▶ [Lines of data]
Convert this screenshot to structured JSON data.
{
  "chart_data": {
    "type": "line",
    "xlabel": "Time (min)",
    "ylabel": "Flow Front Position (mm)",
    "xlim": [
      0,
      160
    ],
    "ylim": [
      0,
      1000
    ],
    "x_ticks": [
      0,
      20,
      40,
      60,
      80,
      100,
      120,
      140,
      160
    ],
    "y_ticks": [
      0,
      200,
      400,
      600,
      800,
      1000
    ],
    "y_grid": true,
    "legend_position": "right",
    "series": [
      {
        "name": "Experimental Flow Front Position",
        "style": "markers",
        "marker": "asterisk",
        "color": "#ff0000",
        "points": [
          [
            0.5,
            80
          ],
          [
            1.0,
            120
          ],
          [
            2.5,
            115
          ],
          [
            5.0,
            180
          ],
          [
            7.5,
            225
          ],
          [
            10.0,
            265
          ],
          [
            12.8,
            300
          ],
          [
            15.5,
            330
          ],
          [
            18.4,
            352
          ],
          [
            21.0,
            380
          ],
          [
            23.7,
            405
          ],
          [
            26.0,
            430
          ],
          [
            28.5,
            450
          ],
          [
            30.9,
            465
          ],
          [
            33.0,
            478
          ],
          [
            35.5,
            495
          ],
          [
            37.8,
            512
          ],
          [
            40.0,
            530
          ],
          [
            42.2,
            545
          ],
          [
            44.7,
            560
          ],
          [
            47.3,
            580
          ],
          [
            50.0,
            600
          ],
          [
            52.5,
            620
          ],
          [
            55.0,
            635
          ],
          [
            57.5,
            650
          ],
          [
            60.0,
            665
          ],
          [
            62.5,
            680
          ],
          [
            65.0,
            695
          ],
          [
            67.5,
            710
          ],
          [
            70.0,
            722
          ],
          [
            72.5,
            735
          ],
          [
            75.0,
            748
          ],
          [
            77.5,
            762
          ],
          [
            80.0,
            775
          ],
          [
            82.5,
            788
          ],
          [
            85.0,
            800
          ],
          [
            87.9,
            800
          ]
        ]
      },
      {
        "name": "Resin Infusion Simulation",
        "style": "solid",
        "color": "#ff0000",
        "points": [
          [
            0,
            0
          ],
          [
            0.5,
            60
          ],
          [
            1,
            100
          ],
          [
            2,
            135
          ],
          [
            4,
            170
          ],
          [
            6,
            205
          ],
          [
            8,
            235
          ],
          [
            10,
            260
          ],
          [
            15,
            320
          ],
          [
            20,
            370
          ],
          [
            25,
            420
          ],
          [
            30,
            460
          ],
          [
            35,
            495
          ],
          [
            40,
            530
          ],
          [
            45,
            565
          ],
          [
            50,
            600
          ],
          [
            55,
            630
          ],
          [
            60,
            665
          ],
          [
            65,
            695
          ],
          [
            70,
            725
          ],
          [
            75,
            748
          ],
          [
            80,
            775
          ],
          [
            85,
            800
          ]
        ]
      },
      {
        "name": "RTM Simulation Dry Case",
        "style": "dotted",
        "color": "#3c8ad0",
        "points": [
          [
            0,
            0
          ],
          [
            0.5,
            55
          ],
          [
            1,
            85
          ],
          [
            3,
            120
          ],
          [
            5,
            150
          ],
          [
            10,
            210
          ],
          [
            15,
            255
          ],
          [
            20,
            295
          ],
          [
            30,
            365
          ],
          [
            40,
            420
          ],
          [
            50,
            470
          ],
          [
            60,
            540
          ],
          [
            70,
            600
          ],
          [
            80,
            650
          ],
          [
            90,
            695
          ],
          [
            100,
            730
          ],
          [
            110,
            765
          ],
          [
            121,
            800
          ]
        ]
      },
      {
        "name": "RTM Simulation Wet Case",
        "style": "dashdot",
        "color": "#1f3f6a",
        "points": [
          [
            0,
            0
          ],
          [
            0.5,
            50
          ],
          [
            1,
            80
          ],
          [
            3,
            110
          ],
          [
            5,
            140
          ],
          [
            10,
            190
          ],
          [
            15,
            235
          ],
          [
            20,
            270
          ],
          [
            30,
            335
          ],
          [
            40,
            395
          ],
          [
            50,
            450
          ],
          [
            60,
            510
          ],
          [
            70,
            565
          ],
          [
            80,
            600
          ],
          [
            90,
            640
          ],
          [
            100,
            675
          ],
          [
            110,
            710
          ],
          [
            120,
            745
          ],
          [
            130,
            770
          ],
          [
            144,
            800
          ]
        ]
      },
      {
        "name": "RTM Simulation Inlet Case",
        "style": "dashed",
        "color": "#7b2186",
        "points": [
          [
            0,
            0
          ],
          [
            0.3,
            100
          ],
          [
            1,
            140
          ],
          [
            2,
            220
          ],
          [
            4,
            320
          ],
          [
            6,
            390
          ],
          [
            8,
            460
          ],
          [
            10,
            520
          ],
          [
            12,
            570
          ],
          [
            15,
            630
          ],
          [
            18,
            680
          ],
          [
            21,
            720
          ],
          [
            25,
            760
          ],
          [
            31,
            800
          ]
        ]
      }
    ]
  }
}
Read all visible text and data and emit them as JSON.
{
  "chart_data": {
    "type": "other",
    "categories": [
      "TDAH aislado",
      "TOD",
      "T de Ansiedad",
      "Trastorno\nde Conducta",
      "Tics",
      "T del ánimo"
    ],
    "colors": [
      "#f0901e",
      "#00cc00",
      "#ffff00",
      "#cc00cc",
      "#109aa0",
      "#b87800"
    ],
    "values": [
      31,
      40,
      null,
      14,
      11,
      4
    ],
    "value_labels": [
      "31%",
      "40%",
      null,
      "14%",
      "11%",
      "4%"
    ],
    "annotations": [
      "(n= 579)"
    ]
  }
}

▶ [DESCRIPTION OF THE TASK]
Give back each line above precisely as it stands.

▶ [WRITTEN SOLUTION]
Convert this screenshot to structured JSON data.
{
  "chart_data": {
    "type": "line",
    "xlabel": "Time (min)",
    "ylabel": "Flow Front Position (mm)",
    "xlim": [
      0,
      160
    ],
    "ylim": [
      0,
      1000
    ],
    "x_ticks": [
      0,
      20,
      40,
      60,
      80,
      100,
      120,
      140,
      160
    ],
    "y_ticks": [
      0,
      200,
      400,
      600,
      800,
      1000
    ],
    "y_grid": true,
    "legend_position": "right",
    "series": [
      {
        "name": "Experimental Flow Front Position",
        "style": "markers",
        "marker": "asterisk",
        "color": "#ff0000",
        "points": [
          [
            0.5,
            80
          ],
          [
            1.0,
            120
          ],
          [
            2.5,
            115
          ],
          [
            5.0,
            180
          ],
          [
            7.5,
            225
          ],
          [
            10.0,
            265
          ],
          [
            12.8,
            300
          ],
          [
            15.5,
            330
          ],
          [
            18.4,
            352
          ],
          [
            21.0,
            380
          ],
          [
            23.7,
            405
          ],
          [
            26.0,
            430
          ],
          [
            28.5,
            450
          ],
          [
            30.9,
            465
          ],
          [
            33.0,
            478
          ],
          [
            35.5,
            495
          ],
          [
            37.8,
            512
          ],
          [
            40.0,
            530
          ],
          [
            42.2,
            545
          ],
          [
            44.7,
            560
          ],
          [
            47.3,
            580
          ],
          [
            50.0,
            600
          ],
          [
            52.5,
            620
          ],
          [
            55.0,
            635
          ],
          [
            57.5,
            650
          ],
          [
            60.0,
            665
          ],
          [
            62.5,
            680
          ],
          [
            65.0,
            695
          ],
          [
            67.5,
            710
          ],
          [
            70.0,
            722
          ],
          [
            72.5,
            735
          ],
          [
            75.0,
            748
          ],
          [
            77.5,
            762
          ],
          [
            80.0,
            775
          ],
          [
            82.5,
            788
          ],
          [
            85.0,
            800
          ],
          [
            87.9,
            800
          ]
        ]
      },
      {
        "name": "Resin Infusion Simulation",
        "style": "solid",
        "color": "#ff0000",
        "points": [
          [
            0,
            0
          ],
          [
            0.5,
            60
          ],
          [
            1,
            100
          ],
          [
            2,
            135
          ],
          [
            4,
            170
          ],
          [
            6,
            205
          ],
          [
            8,
            235
          ],
          [
            10,
            260
          ],
          [
            15,
            320
          ],
          [
            20,
            370
          ],
          [
            25,
            420
          ],
          [
            30,
            460
          ],
          [
            35,
            495
          ],
          [
            40,
            530
          ],
          [
            45,
            565
          ],
          [
            50,
            600
          ],
          [
            55,
            630
          ],
          [
            60,
            665
          ],
          [
            65,
            695
          ],
          [
            70,
            725
          ],
          [
            75,
            748
          ],
          [
            80,
            775
          ],
          [
            85,
            800
          ]
        ]
      },
      {
        "name": "RTM Simulation Dry Case",
        "style": "dotted",
        "color": "#3c8ad0",
        "points": [
          [
            0,
            0
          ],
          [
            0.5,
            55
          ],
          [
            1,
            85
          ],
          [
            3,
            120
          ],
          [
            5,
            150
          ],
          [
            10,
            210
          ],
          [
            15,
            255
          ],
          [
            20,
            295
          ],
          [
            30,
            365
          ],
          [
            40,
            420
          ],
          [
            50,
            470
          ],
          [
            60,
            540
          ],
          [
            70,
            600
          ],
          [
            80,
            650
          ],
          [
            90,
            695
          ],
          [
            100,
            730
          ],
          [
            110,
            765
          ],
          [
            121,
            800
          ]
        ]
      },
      {
        "name": "RTM Simulation Wet Case",
        "style": "dashdot",
        "color": "#1f3f6a",
        "points": [
          [
            0,
            0
          ],
          [
            0.5,
            50
          ],
          [
            1,
            80
          ],
          [
            3,
            110
          ],
          [
            5,
            140
          ],
          [
            10,
            190
          ],
          [
            15,
            235
          ],
          [
            20,
            270
          ],
          [
            30,
            335
          ],
          [
            40,
            395
          ],
          [
            50,
            450
          ],
          [
            60,
            510
          ],
          [
            70,
            565
          ],
          [
            80,
            600
          ],
          [
            90,
            640
          ],
          [
            100,
            675
          ],
          [
            110,
            710
          ],
          [
            120,
            745
          ],
          [
            130,
            770
          ],
          [
            144,
            800
          ]
        ]
      },
      {
        "name": "RTM Simulation Inlet Case",
        "style": "dashed",
        "color": "#7b2186",
        "points": [
          [
            0,
            0
          ],
          [
            0.3,
            100
          ],
          [
            1,
            140
          ],
          [
            2,
            220
          ],
          [
            4,
            320
          ],
          [
            6,
            390
          ],
          [
            8,
            460
          ],
          [
            10,
            520
          ],
          [
            12,
            570
          ],
          [
            15,
            630
          ],
          [
            18,
            680
          ],
          [
            21,
            720
          ],
          [
            25,
            760
          ],
          [
            31,
            800
          ]
        ]
      }
    ]
  }
}
Read all visible text and data and emit them as JSON.
{
  "chart_data": {
    "type": "other",
    "categories": [
      "TDAH aislado",
      "TOD",
      "T de Ansiedad",
      "Trastorno\nde Conducta",
      "Tics",
      "T del ánimo"
    ],
    "colors": [
      "#f0901e",
      "#00cc00",
      "#ffff00",
      "#cc00cc",
      "#109aa0",
      "#b87800"
    ],
    "values": [
      31,
      40,
      null,
      14,
      11,
      4
    ],
    "value_labels": [
      "31%",
      "40%",
      null,
      "14%",
      "11%",
      "4%"
    ],
    "annotations": [
      "(n= 579)"
    ]
  }
}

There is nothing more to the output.